* DIRECTIONS *
(A) Copy the court judgment header below word for word, in full.
(B) Rewrite the records as a numbered list, leaving out blank lines. Cover only the part that opens with the first line of the records and closes with the line containing "x-tick-label: 12/11 (608, 486, 648, 502)", both included.

Citation : 2026 Latest Caselaw 813 P&H
Judgement Date : 30 January, 2026

[Cites 14, Cited by 0]

Punjab-Haryana High Court

Saleem Ali Alias Bittu vs State Of Punjab on 30 January, 2026

CRR No. 2346 of 2025 (O&M)                                                  -1-




     IN THE HIGH COURT FOR THE STATES OF PUNJAB AND
                 HARYANA AT CHANDIGARH
__

                                                  CRR No. 2346 of 2025 (O&M)
                                                   Date of decision : 30.01.2026

Saleem Ali @ Bittu                                                 ...Petitioner

                                         Versus

State of Punjab                                                   ...Respondent

CORAM: HON'BLE MRS. JUSTICE MANISHA BATRA

Present:-    Mr. Satnam Singh Gill, Advocate and
             Ms. Manjot Kaur, Advocate
             for the petitioner.

             Ms. Sakshi Bakshi, AAG, Punjab.

MANISHA BATRA, J. (Oral)

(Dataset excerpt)
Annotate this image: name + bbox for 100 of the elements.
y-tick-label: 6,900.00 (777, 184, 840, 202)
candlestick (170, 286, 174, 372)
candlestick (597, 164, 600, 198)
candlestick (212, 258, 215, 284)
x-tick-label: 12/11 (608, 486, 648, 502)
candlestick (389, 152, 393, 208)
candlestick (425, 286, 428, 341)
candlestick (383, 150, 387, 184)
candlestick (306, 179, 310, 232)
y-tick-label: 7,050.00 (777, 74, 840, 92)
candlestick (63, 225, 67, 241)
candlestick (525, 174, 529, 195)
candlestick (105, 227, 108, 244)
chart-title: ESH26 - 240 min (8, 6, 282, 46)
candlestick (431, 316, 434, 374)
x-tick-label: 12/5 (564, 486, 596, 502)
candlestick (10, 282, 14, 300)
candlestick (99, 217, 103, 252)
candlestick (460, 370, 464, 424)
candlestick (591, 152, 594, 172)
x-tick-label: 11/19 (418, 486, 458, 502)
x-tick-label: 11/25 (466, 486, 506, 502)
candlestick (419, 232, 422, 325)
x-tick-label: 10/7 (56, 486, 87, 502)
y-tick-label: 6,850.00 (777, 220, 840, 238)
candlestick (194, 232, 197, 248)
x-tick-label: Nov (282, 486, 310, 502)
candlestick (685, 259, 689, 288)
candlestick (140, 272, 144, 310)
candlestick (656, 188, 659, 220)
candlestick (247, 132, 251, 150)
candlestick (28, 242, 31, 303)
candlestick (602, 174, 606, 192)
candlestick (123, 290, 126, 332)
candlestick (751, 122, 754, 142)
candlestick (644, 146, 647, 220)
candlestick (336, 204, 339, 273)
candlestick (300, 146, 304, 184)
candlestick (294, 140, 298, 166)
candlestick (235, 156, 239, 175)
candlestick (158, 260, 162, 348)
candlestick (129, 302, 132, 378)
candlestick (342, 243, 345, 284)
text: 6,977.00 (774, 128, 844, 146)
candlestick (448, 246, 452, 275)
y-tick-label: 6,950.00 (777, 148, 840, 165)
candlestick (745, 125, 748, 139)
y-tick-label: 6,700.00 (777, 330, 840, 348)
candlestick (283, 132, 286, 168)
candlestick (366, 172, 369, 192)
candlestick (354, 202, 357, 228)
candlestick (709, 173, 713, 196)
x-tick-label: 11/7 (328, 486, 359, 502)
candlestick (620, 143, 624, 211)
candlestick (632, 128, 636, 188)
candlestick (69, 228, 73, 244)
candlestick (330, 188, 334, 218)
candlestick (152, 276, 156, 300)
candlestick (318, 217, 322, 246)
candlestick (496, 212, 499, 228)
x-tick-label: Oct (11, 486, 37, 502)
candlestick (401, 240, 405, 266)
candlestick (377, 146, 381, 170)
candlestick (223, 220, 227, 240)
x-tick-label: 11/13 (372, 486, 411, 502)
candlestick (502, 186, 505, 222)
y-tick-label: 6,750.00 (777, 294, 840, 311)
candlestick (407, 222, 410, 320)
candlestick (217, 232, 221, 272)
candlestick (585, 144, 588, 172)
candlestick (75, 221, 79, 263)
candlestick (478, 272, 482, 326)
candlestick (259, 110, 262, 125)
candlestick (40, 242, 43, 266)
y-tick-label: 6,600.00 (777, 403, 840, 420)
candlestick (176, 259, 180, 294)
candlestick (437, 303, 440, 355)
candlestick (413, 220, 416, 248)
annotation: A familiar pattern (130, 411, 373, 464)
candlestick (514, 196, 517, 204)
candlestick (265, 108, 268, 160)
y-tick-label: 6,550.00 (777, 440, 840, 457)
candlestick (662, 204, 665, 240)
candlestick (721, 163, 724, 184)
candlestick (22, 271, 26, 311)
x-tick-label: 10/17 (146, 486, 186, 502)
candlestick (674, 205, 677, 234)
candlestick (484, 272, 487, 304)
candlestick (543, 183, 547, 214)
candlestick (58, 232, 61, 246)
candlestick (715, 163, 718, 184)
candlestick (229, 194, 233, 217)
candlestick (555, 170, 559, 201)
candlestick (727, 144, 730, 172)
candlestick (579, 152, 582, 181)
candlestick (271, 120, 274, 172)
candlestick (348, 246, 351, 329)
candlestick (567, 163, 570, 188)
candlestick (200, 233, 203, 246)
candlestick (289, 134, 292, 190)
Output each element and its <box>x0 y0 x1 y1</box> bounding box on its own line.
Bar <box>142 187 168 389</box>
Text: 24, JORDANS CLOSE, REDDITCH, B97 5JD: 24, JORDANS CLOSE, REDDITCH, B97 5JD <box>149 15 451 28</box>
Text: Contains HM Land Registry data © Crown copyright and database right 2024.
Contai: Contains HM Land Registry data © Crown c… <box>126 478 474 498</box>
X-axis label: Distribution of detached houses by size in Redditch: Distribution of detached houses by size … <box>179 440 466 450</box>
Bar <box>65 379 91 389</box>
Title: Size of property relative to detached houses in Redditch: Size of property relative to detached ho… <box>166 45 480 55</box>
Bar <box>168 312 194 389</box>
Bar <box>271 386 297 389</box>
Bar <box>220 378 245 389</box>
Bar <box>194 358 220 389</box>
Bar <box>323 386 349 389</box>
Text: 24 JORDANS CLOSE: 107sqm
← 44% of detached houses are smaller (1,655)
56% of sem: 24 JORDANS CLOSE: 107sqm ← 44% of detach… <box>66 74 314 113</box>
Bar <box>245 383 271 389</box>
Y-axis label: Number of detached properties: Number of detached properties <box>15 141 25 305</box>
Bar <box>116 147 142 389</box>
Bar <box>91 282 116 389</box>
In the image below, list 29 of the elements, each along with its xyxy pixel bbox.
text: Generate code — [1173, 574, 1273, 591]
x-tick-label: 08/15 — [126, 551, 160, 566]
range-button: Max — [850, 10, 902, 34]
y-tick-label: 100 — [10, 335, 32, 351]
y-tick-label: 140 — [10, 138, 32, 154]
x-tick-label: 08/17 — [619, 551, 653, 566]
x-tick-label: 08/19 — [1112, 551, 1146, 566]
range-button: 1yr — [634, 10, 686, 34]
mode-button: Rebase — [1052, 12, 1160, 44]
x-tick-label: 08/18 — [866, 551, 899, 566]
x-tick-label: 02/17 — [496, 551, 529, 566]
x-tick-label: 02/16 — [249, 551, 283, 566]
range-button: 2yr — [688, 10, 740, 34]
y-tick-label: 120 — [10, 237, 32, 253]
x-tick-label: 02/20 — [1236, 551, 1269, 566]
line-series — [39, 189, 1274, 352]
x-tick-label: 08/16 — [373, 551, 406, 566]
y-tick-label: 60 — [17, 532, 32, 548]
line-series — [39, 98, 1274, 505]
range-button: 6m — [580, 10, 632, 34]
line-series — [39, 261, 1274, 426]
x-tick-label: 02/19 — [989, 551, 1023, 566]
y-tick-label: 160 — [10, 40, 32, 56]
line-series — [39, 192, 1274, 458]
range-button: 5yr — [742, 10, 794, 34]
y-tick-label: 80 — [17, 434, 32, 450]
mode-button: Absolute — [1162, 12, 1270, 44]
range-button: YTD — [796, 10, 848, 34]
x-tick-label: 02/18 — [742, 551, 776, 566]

* RESPONSES TO THE EXERCISE *
(A)
Citation : 2026 Latest Caselaw 813 P&H
Judgement Date : 30 January, 2026

[Cites 14, Cited by 0]

Punjab-Haryana High Court

Saleem Ali Alias Bittu vs State Of Punjab on 30 January, 2026

CRR No. 2346 of 2025 (O&M)                                                  -1-




     IN THE HIGH COURT FOR THE STATES OF PUNJAB AND
                 HARYANA AT CHANDIGARH
__

                                                  CRR No. 2346 of 2025 (O&M)
                                                   Date of decision : 30.01.2026

Saleem Ali @ Bittu                                                 ...Petitioner

                                         Versus

State of Punjab                                                   ...Respondent

CORAM: HON'BLE MRS. JUSTICE MANISHA BATRA

Present:-    Mr. Satnam Singh Gill, Advocate and
             Ms. Manjot Kaur, Advocate
             for the petitioner.

             Ms. Sakshi Bakshi, AAG, Punjab.

MANISHA BATRA, J. (Oral)

(B)
1. Annotate this image: name + bbox for 100 of the elements.
2. y-tick-label: 6,900.00 (777, 184, 840, 202)
3. candlestick (170, 286, 174, 372)
4. candlestick (597, 164, 600, 198)
5. candlestick (212, 258, 215, 284)
6. x-tick-label: 12/11 (608, 486, 648, 502)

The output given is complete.